Tasks and exercises:
1) Based on the Lunar Lander notes, decide whether each statement below is true. For each one, answer yes or no and quote the words that settle it.
(a) An episode that ends with the lander crashing gives a reward of -100.
(b) Firing the main engine costs 0.3 for each episode.
(c) In the ε-greedy policy, ε starts at 0 and rises to 1.
2) List every training technique named in the Lunar Lander notes after the reward list.
3) Pick up the Lunar Lander notes after their last line and write what comes next.

Document segment:
Lunar Lander Environment (source)
STATE : [position_x, position_y, vel_x, vel_y, angle, angular_v, left_leg_on_groud, right_leg_on_ground]
ACTION : [Do Nothing, fire left engine, main engine, right engine]
- Discrete(4)
REWARD :
- moving from top of the screen to landing pad at (0,0) @ zero speed : +100..140
- If lander moves away from landing pad, it loses reward back
- Episode finish w. lander crashing : -100
- Episode finish w. lander coming to rest : +100
- Each leg ground contact : +10
- Firing main engine : -0.3/frame
- Solved : +200
- Fixed Q-target : separate local & target networks
- Experience Replay : Having a buffer of (state, action, reward, next_state, done) tuples to sample from
- Double DQN : using target network to evaluate the model- when choosing action maximizing action-value function
- ε-greedy Policy : choosing non-greedy action with probability = ε (starts at 1 and decays to 0 each episode)

Dataset rows:

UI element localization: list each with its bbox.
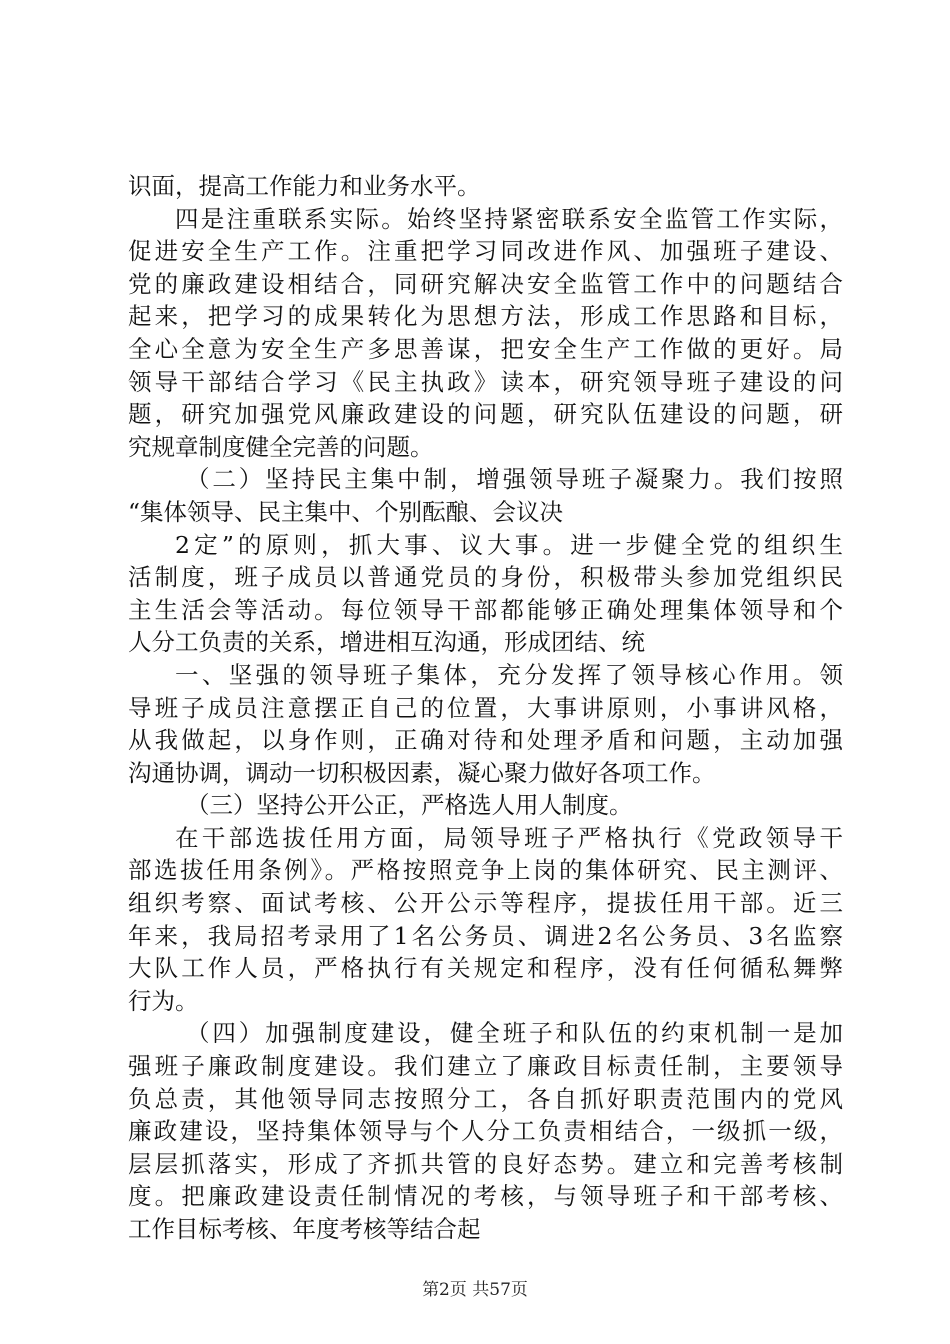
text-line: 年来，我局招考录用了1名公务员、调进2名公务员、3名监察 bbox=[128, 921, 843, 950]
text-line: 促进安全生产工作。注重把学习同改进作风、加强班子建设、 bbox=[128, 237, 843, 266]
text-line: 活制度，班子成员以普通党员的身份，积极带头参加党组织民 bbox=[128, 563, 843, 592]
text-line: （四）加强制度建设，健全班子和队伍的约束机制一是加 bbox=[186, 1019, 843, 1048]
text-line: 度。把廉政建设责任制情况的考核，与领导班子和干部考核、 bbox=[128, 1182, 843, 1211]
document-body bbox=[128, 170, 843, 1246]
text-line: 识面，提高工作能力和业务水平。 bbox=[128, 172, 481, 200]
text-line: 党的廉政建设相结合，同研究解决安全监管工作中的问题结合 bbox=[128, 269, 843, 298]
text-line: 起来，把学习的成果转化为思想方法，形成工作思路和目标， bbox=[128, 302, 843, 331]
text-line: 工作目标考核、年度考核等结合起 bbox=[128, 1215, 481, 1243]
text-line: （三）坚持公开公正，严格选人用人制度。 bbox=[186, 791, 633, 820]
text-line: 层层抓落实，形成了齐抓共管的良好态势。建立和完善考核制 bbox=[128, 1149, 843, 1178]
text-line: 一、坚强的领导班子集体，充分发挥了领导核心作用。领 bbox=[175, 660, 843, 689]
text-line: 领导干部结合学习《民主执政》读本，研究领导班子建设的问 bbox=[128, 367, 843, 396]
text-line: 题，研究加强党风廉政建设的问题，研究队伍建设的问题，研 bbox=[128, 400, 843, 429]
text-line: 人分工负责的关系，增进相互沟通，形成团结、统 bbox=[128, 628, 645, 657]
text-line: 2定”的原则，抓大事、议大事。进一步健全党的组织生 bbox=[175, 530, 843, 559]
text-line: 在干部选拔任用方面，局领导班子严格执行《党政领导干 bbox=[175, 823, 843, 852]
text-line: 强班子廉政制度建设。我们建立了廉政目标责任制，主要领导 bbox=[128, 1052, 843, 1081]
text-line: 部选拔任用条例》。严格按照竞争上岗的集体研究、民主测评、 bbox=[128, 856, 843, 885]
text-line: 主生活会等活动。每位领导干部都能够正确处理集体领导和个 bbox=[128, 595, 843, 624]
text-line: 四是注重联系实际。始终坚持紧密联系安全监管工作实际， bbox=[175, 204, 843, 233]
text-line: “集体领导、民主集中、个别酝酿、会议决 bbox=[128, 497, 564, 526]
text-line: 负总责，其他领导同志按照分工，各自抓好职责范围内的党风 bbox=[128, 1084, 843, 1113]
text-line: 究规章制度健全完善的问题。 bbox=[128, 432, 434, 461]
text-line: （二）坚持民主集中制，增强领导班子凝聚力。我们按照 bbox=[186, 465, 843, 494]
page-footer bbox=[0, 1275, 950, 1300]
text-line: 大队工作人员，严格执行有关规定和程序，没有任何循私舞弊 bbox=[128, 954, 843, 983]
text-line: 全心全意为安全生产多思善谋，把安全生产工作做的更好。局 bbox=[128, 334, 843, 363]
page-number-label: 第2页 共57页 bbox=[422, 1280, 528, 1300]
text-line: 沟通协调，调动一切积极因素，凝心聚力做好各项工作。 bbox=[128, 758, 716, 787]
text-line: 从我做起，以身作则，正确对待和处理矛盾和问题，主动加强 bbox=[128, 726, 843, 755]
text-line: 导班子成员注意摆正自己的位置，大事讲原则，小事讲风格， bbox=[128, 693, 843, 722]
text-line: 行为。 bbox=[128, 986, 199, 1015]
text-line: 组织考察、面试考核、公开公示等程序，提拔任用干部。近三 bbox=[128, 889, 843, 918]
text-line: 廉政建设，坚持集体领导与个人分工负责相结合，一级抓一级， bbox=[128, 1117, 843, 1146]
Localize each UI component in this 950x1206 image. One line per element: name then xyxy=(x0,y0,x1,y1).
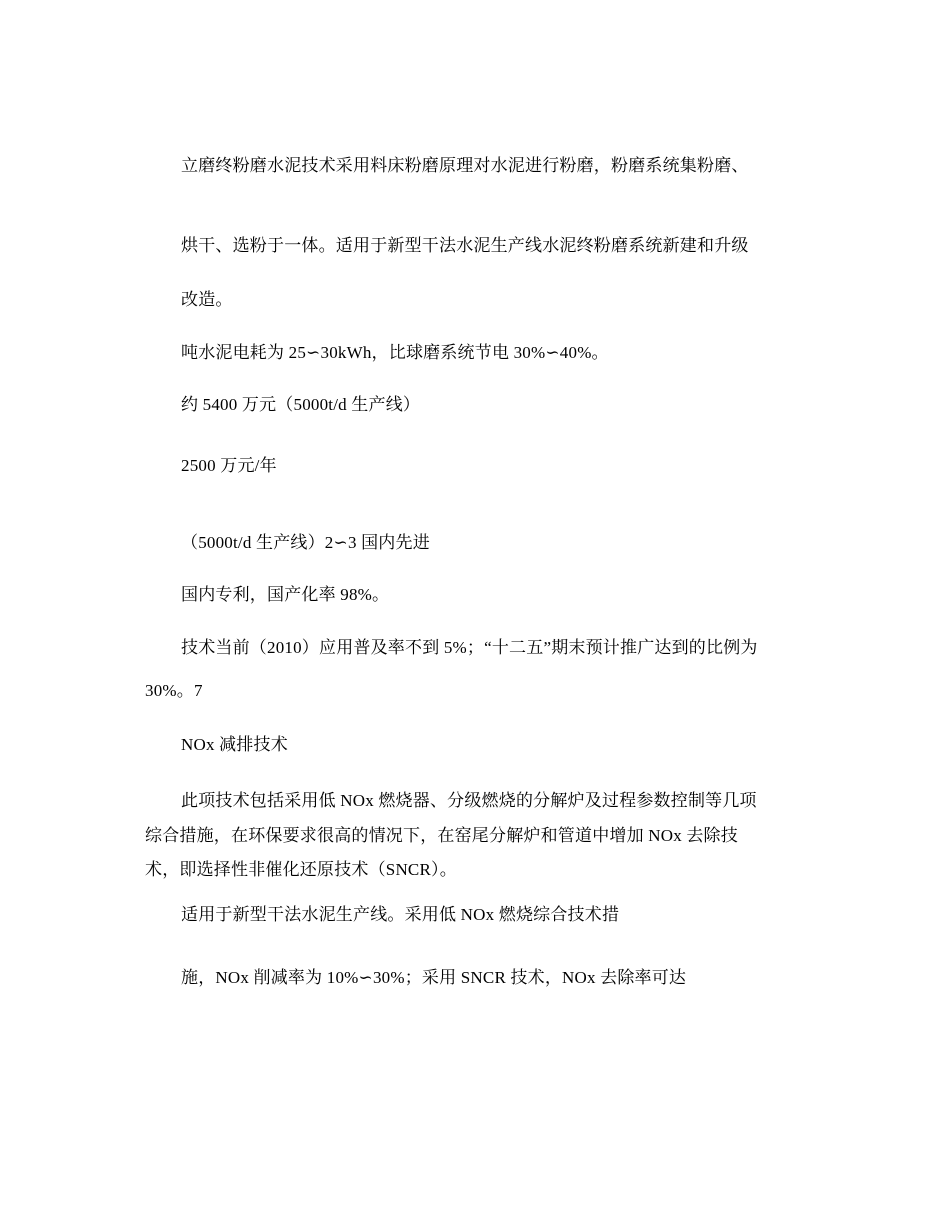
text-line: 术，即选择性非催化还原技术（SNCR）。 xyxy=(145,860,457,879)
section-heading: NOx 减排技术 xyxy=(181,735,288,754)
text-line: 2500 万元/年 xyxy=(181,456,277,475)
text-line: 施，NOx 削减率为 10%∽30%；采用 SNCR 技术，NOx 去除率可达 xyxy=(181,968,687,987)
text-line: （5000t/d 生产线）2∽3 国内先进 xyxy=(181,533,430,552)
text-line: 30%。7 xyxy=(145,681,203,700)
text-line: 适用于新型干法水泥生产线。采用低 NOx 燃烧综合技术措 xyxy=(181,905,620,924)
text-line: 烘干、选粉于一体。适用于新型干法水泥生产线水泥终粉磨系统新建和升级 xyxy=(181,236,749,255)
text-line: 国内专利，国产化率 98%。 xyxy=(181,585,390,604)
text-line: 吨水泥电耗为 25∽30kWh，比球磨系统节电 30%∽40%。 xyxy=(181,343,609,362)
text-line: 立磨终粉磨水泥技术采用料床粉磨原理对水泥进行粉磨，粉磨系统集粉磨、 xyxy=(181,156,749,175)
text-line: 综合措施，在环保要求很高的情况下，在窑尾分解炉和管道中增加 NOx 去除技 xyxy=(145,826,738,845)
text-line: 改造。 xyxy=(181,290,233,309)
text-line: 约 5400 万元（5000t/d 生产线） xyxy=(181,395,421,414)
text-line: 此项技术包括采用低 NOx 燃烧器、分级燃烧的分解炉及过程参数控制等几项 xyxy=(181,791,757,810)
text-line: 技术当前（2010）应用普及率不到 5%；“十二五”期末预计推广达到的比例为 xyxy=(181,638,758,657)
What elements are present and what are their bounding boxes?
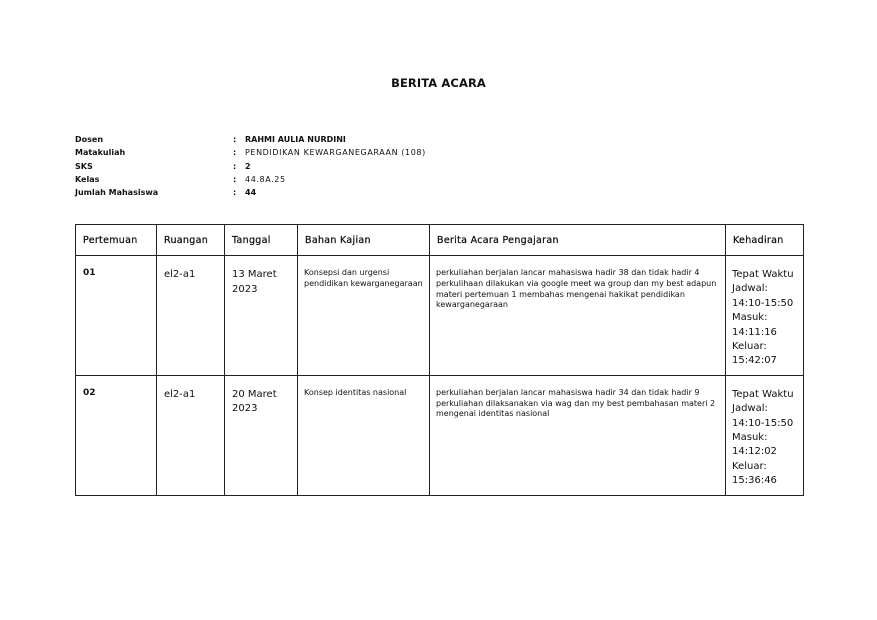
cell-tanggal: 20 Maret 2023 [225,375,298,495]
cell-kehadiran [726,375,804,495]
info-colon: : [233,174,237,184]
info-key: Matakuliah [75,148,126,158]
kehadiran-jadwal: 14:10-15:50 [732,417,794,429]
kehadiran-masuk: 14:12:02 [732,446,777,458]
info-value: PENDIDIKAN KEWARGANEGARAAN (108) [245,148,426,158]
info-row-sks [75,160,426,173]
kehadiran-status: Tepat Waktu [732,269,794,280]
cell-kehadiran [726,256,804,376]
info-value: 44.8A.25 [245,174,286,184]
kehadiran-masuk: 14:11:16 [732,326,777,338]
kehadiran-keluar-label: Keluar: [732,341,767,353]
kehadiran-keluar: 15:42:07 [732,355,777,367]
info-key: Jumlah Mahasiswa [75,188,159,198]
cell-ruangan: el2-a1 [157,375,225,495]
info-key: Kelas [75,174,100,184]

Expected responses:
1)
(a) Yes: "Episode finish w. lander crashing : -100"
(b) No: "Firing main engine : -0.3/frame"
(c) No: "starts at 1 and decays to 0 each episode"

2)
Fixed Q-target
Experience Replay
Double DQN
ε-greedy Policy

3)
- n_episodes : 4000
- model architecture : 2 fully connected layers (h=32)
- reply buffer capacity : 100,000 tuples
- batch size : 64
- discount rate, γ : 0.99
- soft update factor, τ (for target network params) : 0.001 1e-3
- learning rate : 0.0005
- update weights every 4 episode steps
Final model checkpoint producing above simulation is in models/
folder.